_Records for the exercise_.
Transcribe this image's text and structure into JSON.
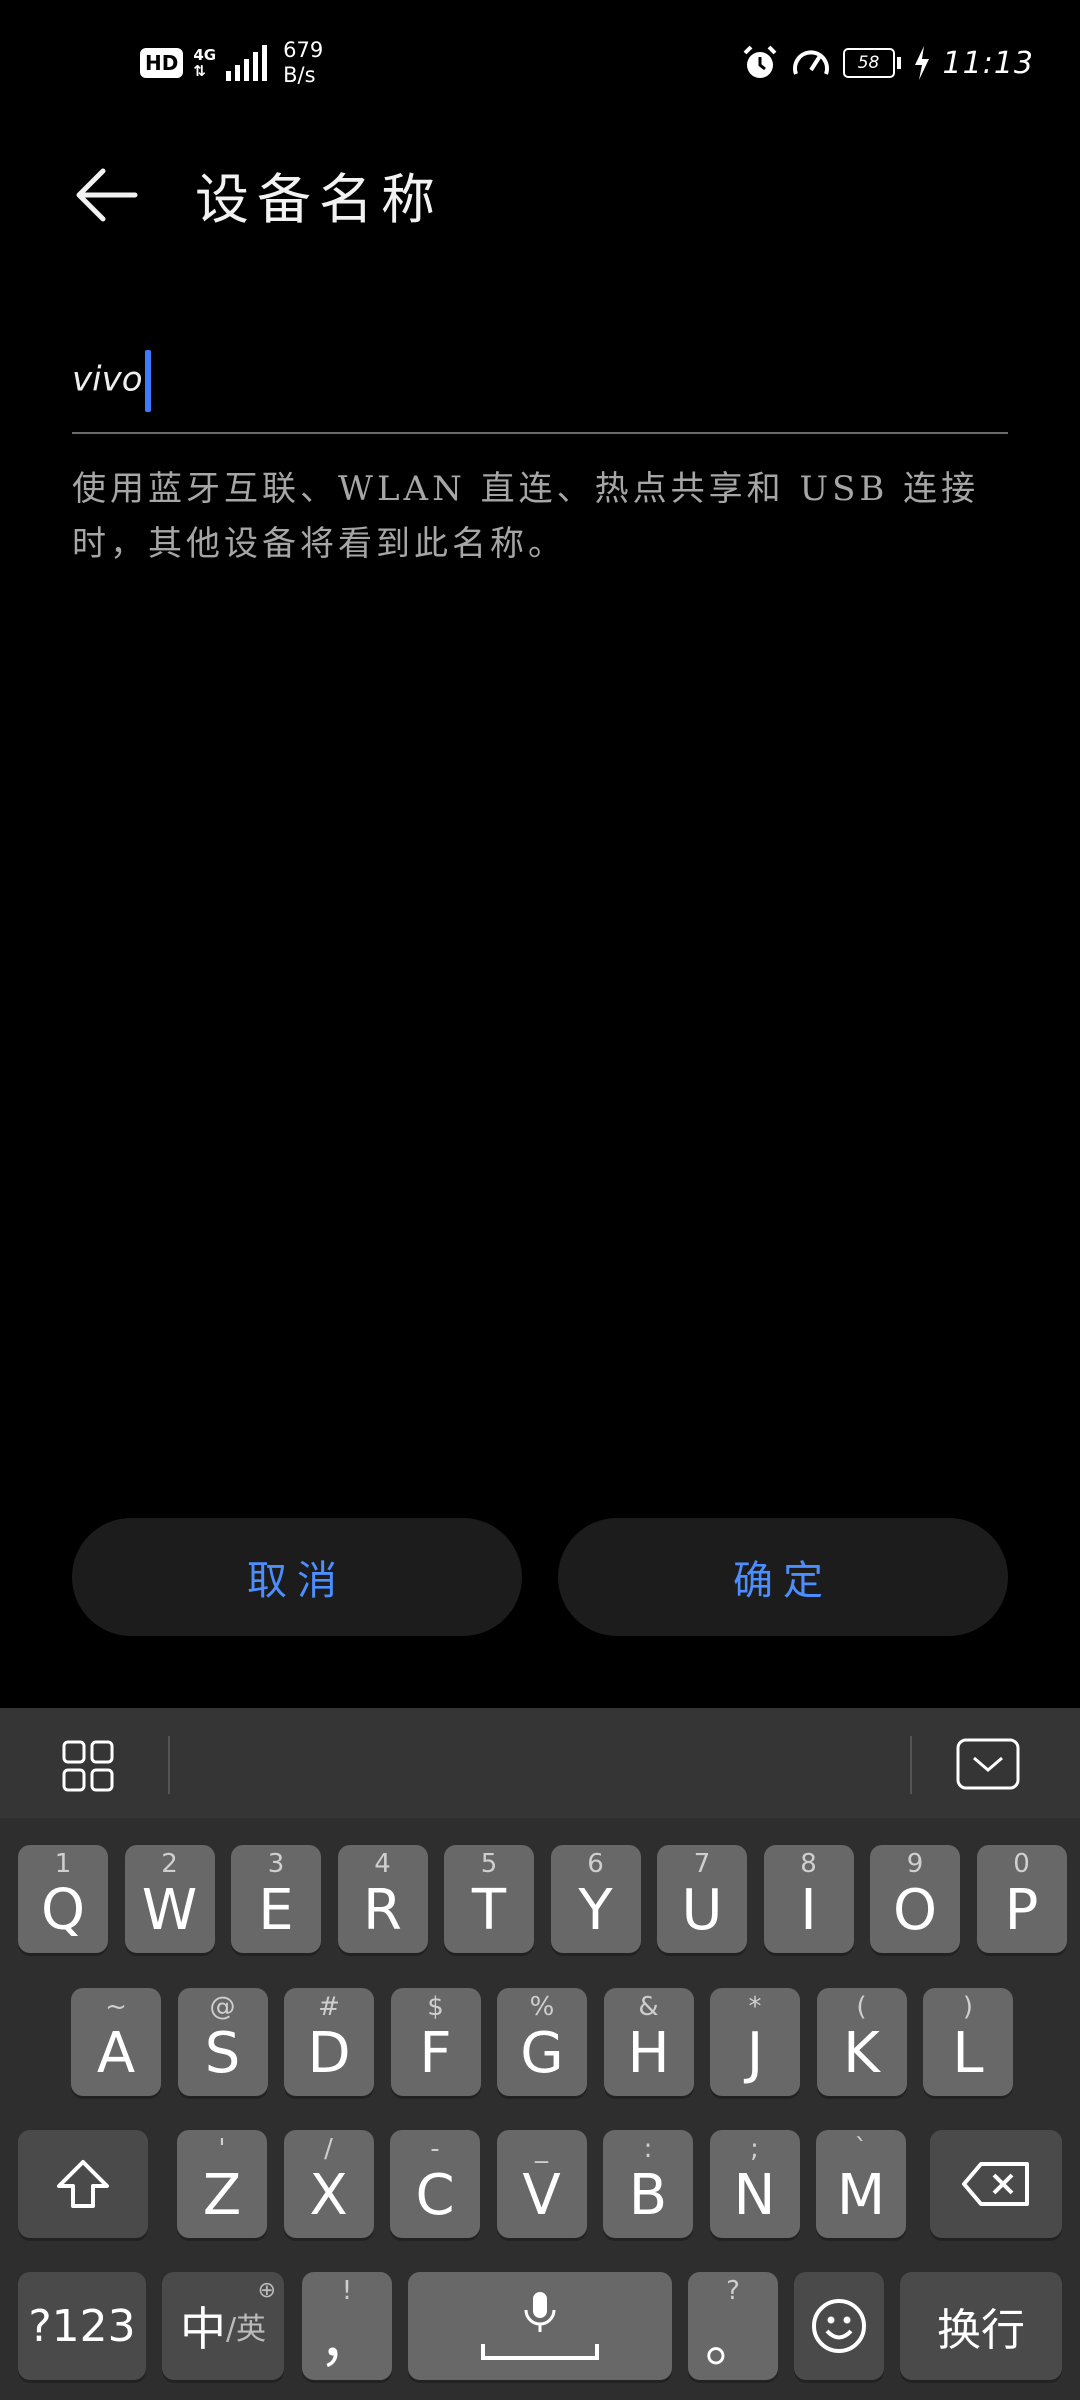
{
  "status_bar": {
    "network_badge": "HD",
    "network_type": "4G",
    "signal_arrows": "⇅",
    "speed_value": "679",
    "speed_unit": "B/s",
    "battery_level": "58",
    "time": "11:13"
  },
  "header": {
    "title": "设备名称"
  },
  "name_input": {
    "value": "vivo"
  },
  "hint_text": "使用蓝牙互联、WLAN 直连、热点共享和 USB 连接时，其他设备将看到此名称。",
  "buttons": {
    "cancel_label": "取消",
    "confirm_label": "确定"
  },
  "colors": {
    "accent": "#4d8eff",
    "caret": "#3c7bff",
    "background": "#000000",
    "keyboard_bg": "#2e2e2e",
    "key_bg": "#686868"
  },
  "keyboard": {
    "row1": [
      {
        "main": "Q",
        "sup": "1"
      },
      {
        "main": "W",
        "sup": "2"
      },
      {
        "main": "E",
        "sup": "3"
      },
      {
        "main": "R",
        "sup": "4"
      },
      {
        "main": "T",
        "sup": "5"
      },
      {
        "main": "Y",
        "sup": "6"
      },
      {
        "main": "U",
        "sup": "7"
      },
      {
        "main": "I",
        "sup": "8"
      },
      {
        "main": "O",
        "sup": "9"
      },
      {
        "main": "P",
        "sup": "0"
      }
    ],
    "row2": [
      {
        "main": "A",
        "sup": "~"
      },
      {
        "main": "S",
        "sup": "@"
      },
      {
        "main": "D",
        "sup": "#"
      },
      {
        "main": "F",
        "sup": "$"
      },
      {
        "main": "G",
        "sup": "%"
      },
      {
        "main": "H",
        "sup": "&"
      },
      {
        "main": "J",
        "sup": "*"
      },
      {
        "main": "K",
        "sup": "("
      },
      {
        "main": "L",
        "sup": ")"
      }
    ],
    "row3": [
      {
        "main": "Z",
        "sup": "'"
      },
      {
        "main": "X",
        "sup": "/"
      },
      {
        "main": "C",
        "sup": "-"
      },
      {
        "main": "V",
        "sup": "_"
      },
      {
        "main": "B",
        "sup": ":"
      },
      {
        "main": "N",
        "sup": ";"
      },
      {
        "main": "M",
        "sup": "`"
      }
    ],
    "symbols_label": "?123",
    "lang_main": "中",
    "lang_alt": "/英",
    "comma_main": "，",
    "comma_sup": "!",
    "period_main": "。",
    "period_sup": "?",
    "enter_label": "换行"
  }
}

_Exercise description_. What you return should match the records above word for word, minus the pictures.

_Finished answer_.
Transcribe this image's text and structure into JSON.
{
  "status_bar": {
    "network_badge": "HD",
    "network_type": "4G",
    "signal_arrows": "⇅",
    "speed_value": "679",
    "speed_unit": "B/s",
    "battery_level": "58",
    "time": "11:13"
  },
  "header": {
    "title": "设备名称"
  },
  "name_input": {
    "value": "vivo"
  },
  "hint_text": "使用蓝牙互联、WLAN 直连、热点共享和 USB 连接时，其他设备将看到此名称。",
  "buttons": {
    "cancel_label": "取消",
    "confirm_label": "确定"
  },
  "colors": {
    "accent": "#4d8eff",
    "caret": "#3c7bff",
    "background": "#000000",
    "keyboard_bg": "#2e2e2e",
    "key_bg": "#686868"
  },
  "keyboard": {
    "row1": [
      {
        "main": "Q",
        "sup": "1"
      },
      {
        "main": "W",
        "sup": "2"
      },
      {
        "main": "E",
        "sup": "3"
      },
      {
        "main": "R",
        "sup": "4"
      },
      {
        "main": "T",
        "sup": "5"
      },
      {
        "main": "Y",
        "sup": "6"
      },
      {
        "main": "U",
        "sup": "7"
      },
      {
        "main": "I",
        "sup": "8"
      },
      {
        "main": "O",
        "sup": "9"
      },
      {
        "main": "P",
        "sup": "0"
      }
    ],
    "row2": [
      {
        "main": "A",
        "sup": "~"
      },
      {
        "main": "S",
        "sup": "@"
      },
      {
        "main": "D",
        "sup": "#"
      },
      {
        "main": "F",
        "sup": "$"
      },
      {
        "main": "G",
        "sup": "%"
      },
      {
        "main": "H",
        "sup": "&"
      },
      {
        "main": "J",
        "sup": "*"
      },
      {
        "main": "K",
        "sup": "("
      },
      {
        "main": "L",
        "sup": ")"
      }
    ],
    "row3": [
      {
        "main": "Z",
        "sup": "'"
      },
      {
        "main": "X",
        "sup": "/"
      },
      {
        "main": "C",
        "sup": "-"
      },
      {
        "main": "V",
        "sup": "_"
      },
      {
        "main": "B",
        "sup": ":"
      },
      {
        "main": "N",
        "sup": ";"
      },
      {
        "main": "M",
        "sup": "`"
      }
    ],
    "symbols_label": "?123",
    "lang_main": "中",
    "lang_alt": "/英",
    "comma_main": "，",
    "comma_sup": "!",
    "period_main": "。",
    "period_sup": "?",
    "enter_label": "换行"
  }
}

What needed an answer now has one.